Stored data entries
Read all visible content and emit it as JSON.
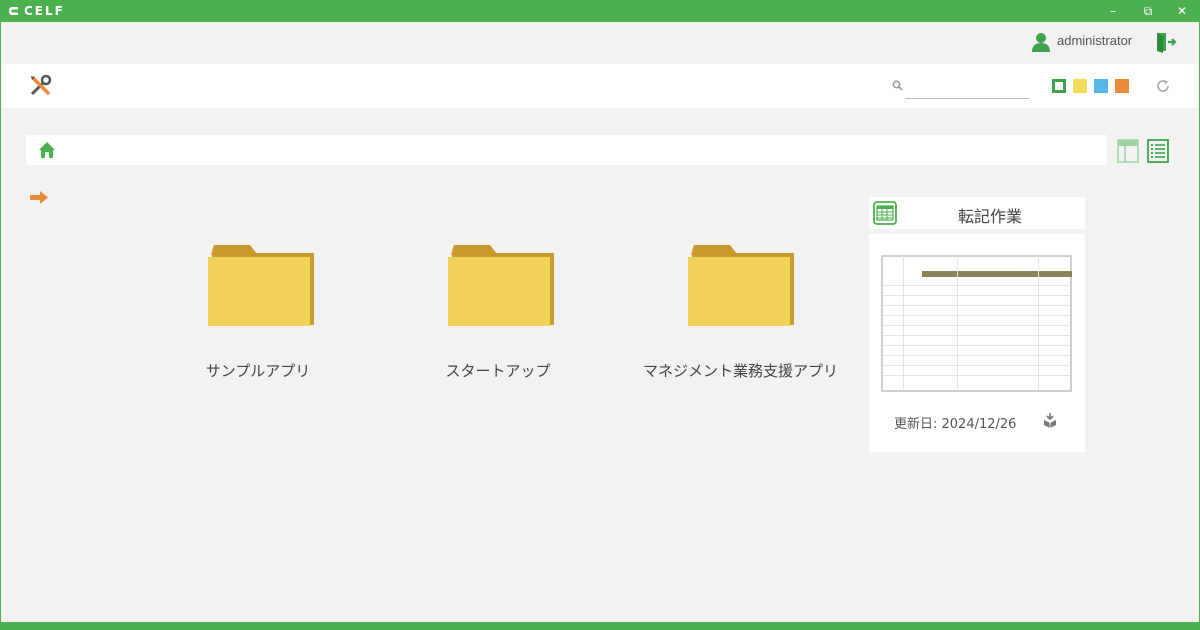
{
  "app": {
    "name": "CELF"
  },
  "window_controls": {
    "minimize": "–",
    "restore": "⧉",
    "close": "✕"
  },
  "user": {
    "name": "administrator"
  },
  "search": {
    "value": "",
    "placeholder": ""
  },
  "theme_colors": [
    "#3fa34d",
    "#f5dc5a",
    "#55b6e8",
    "#e98b3a"
  ],
  "folders": [
    {
      "label": "サンプルアプリ",
      "icon": "folder-icon"
    },
    {
      "label": "スタートアップ",
      "icon": "folder-icon"
    },
    {
      "label": "マネジメント業務支援アプリ",
      "icon": "folder-icon"
    }
  ],
  "card": {
    "title": "転記作業",
    "updated": "更新日: 2024/12/26",
    "icon": "spreadsheet-icon"
  },
  "colors": {
    "accent": "#4caf50",
    "folder": "#f0d257",
    "folder_dark": "#c99a2e"
  }
}
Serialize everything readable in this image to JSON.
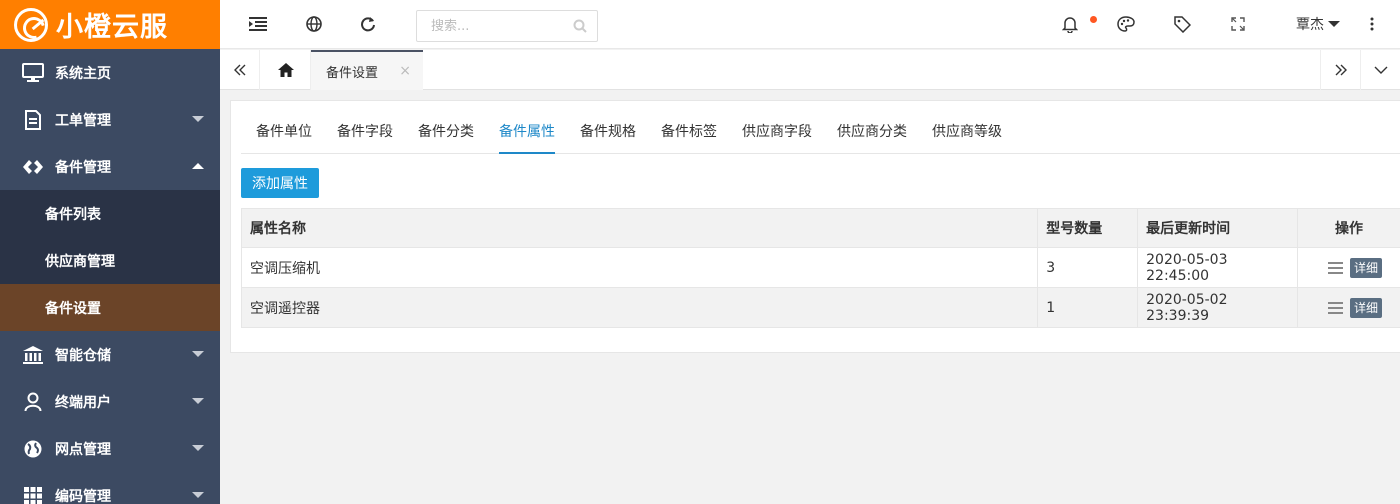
{
  "brand": {
    "name": "小橙云服"
  },
  "sidebar": {
    "items": [
      {
        "label": "系统主页",
        "icon": "monitor-icon"
      },
      {
        "label": "工单管理",
        "icon": "document-icon"
      },
      {
        "label": "备件管理",
        "icon": "diamond-link-icon"
      },
      {
        "label": "智能仓储",
        "icon": "bank-icon"
      },
      {
        "label": "终端用户",
        "icon": "user-icon"
      },
      {
        "label": "网点管理",
        "icon": "globe-icon"
      },
      {
        "label": "编码管理",
        "icon": "grid-icon"
      }
    ],
    "submenu": [
      {
        "label": "备件列表"
      },
      {
        "label": "供应商管理"
      },
      {
        "label": "备件设置",
        "active": true
      }
    ]
  },
  "header": {
    "search_placeholder": "搜索...",
    "user_name": "覃杰"
  },
  "tabbar": {
    "current_tab": "备件设置",
    "close_glyph": "×"
  },
  "content": {
    "subtabs": [
      "备件单位",
      "备件字段",
      "备件分类",
      "备件属性",
      "备件规格",
      "备件标签",
      "供应商字段",
      "供应商分类",
      "供应商等级"
    ],
    "active_subtab": "备件属性",
    "add_button": "添加属性",
    "table": {
      "headers": [
        "属性名称",
        "型号数量",
        "最后更新时间",
        "操作"
      ],
      "rows": [
        {
          "name": "空调压缩机",
          "count": "3",
          "updated": "2020-05-03 22:45:00",
          "action": "详细"
        },
        {
          "name": "空调遥控器",
          "count": "1",
          "updated": "2020-05-02 23:39:39",
          "action": "详细"
        }
      ]
    }
  },
  "colors": {
    "brand": "#ff7f00",
    "sidebar": "#3c4a62",
    "active_sub": "#6b4428",
    "accent": "#1e9bdb"
  }
}
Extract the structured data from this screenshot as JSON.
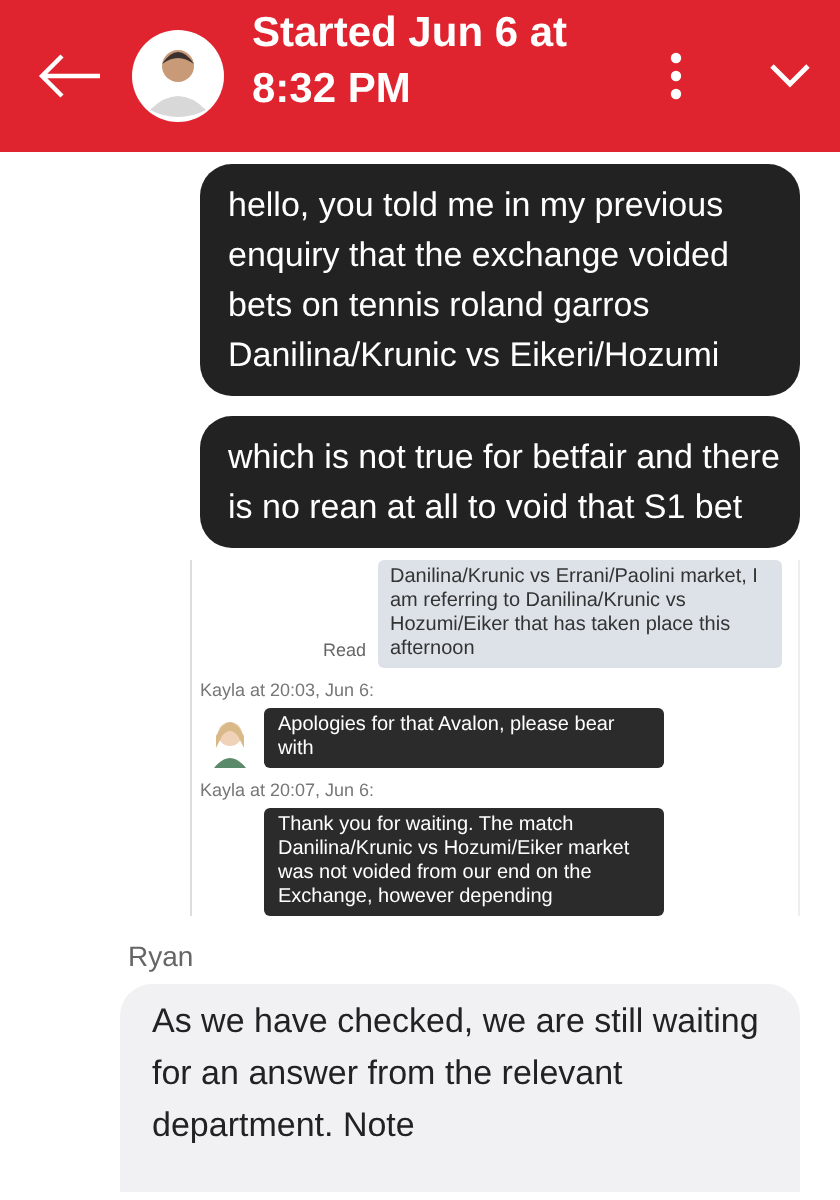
{
  "header": {
    "title": "Started Jun 6 at 8:32 PM"
  },
  "messages": [
    {
      "kind": "sent",
      "text": "hello, you told me in my previous enquiry that the exchange voided bets on tennis roland garros Danilina/Krunic vs Eikeri/Hozumi"
    },
    {
      "kind": "sent",
      "text": "which is not true for betfair and there is no rean at all to void that S1 bet"
    },
    {
      "kind": "attachment",
      "items": [
        {
          "kind": "own",
          "status": "Read",
          "text": "Danilina/Krunic vs Errani/Paolini market, I am referring to Danilina/Krunic vs Hozumi/Eiker that has taken place this afternoon"
        },
        {
          "kind": "meta",
          "text": "Kayla at 20:03, Jun 6:"
        },
        {
          "kind": "agent",
          "avatar": true,
          "text": "Apologies for that Avalon, please bear with"
        },
        {
          "kind": "meta",
          "text": "Kayla at 20:07, Jun 6:"
        },
        {
          "kind": "agent",
          "avatar": false,
          "text": "Thank you for waiting. The match Danilina/Krunic vs Hozumi/Eiker market was not voided from our end on the Exchange, however depending"
        }
      ]
    },
    {
      "kind": "sender",
      "text": "Ryan"
    },
    {
      "kind": "received",
      "text": "As we have checked, we are still waiting for an answer from the relevant department. Note"
    }
  ]
}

Required task. Word for word, quote the lines above. Omit the pictures.

Final result.
Read all visible content and emit it as JSON.
{
  "app": {
    "name": "CELF"
  },
  "window_controls": {
    "minimize": "–",
    "restore": "⧉",
    "close": "✕"
  },
  "user": {
    "name": "administrator"
  },
  "search": {
    "value": "",
    "placeholder": ""
  },
  "theme_colors": [
    "#3fa34d",
    "#f5dc5a",
    "#55b6e8",
    "#e98b3a"
  ],
  "folders": [
    {
      "label": "サンプルアプリ",
      "icon": "folder-icon"
    },
    {
      "label": "スタートアップ",
      "icon": "folder-icon"
    },
    {
      "label": "マネジメント業務支援アプリ",
      "icon": "folder-icon"
    }
  ],
  "card": {
    "title": "転記作業",
    "updated": "更新日: 2024/12/26",
    "icon": "spreadsheet-icon"
  },
  "colors": {
    "accent": "#4caf50",
    "folder": "#f0d257",
    "folder_dark": "#c99a2e"
  }
}
Serialize everything readable in this image to JSON.
{
  "brand": {
    "name": "小橙云服"
  },
  "sidebar": {
    "items": [
      {
        "label": "系统主页",
        "icon": "monitor-icon"
      },
      {
        "label": "工单管理",
        "icon": "document-icon"
      },
      {
        "label": "备件管理",
        "icon": "diamond-link-icon"
      },
      {
        "label": "智能仓储",
        "icon": "bank-icon"
      },
      {
        "label": "终端用户",
        "icon": "user-icon"
      },
      {
        "label": "网点管理",
        "icon": "globe-icon"
      },
      {
        "label": "编码管理",
        "icon": "grid-icon"
      }
    ],
    "submenu": [
      {
        "label": "备件列表"
      },
      {
        "label": "供应商管理"
      },
      {
        "label": "备件设置",
        "active": true
      }
    ]
  },
  "header": {
    "search_placeholder": "搜索...",
    "user_name": "覃杰"
  },
  "tabbar": {
    "current_tab": "备件设置",
    "close_glyph": "×"
  },
  "content": {
    "subtabs": [
      "备件单位",
      "备件字段",
      "备件分类",
      "备件属性",
      "备件规格",
      "备件标签",
      "供应商字段",
      "供应商分类",
      "供应商等级"
    ],
    "active_subtab": "备件属性",
    "add_button": "添加属性",
    "table": {
      "headers": [
        "属性名称",
        "型号数量",
        "最后更新时间",
        "操作"
      ],
      "rows": [
        {
          "name": "空调压缩机",
          "count": "3",
          "updated": "2020-05-03 22:45:00",
          "action": "详细"
        },
        {
          "name": "空调遥控器",
          "count": "1",
          "updated": "2020-05-02 23:39:39",
          "action": "详细"
        }
      ]
    }
  },
  "colors": {
    "brand": "#ff7f00",
    "sidebar": "#3c4a62",
    "active_sub": "#6b4428",
    "accent": "#1e9bdb"
  }
}
Extract the structured data from this screenshot as JSON.
{
  "header": {
    "title": "Started Jun 6 at 8:32 PM"
  },
  "messages": [
    {
      "kind": "sent",
      "text": "hello, you told me in my previous enquiry that the exchange voided bets on tennis roland garros Danilina/Krunic vs Eikeri/Hozumi"
    },
    {
      "kind": "sent",
      "text": "which is not true for betfair and there is no rean at all to void that S1 bet"
    },
    {
      "kind": "attachment",
      "items": [
        {
          "kind": "own",
          "status": "Read",
          "text": "Danilina/Krunic vs Errani/Paolini market, I am referring to Danilina/Krunic vs Hozumi/Eiker that has taken place this afternoon"
        },
        {
          "kind": "meta",
          "text": "Kayla at 20:03, Jun 6:"
        },
        {
          "kind": "agent",
          "avatar": true,
          "text": "Apologies for that Avalon, please bear with"
        },
        {
          "kind": "meta",
          "text": "Kayla at 20:07, Jun 6:"
        },
        {
          "kind": "agent",
          "avatar": false,
          "text": "Thank you for waiting. The match Danilina/Krunic vs Hozumi/Eiker market was not voided from our end on the Exchange, however depending"
        }
      ]
    },
    {
      "kind": "sender",
      "text": "Ryan"
    },
    {
      "kind": "received",
      "text": "As we have checked, we are still waiting for an answer from the relevant department. Note"
    }
  ]
}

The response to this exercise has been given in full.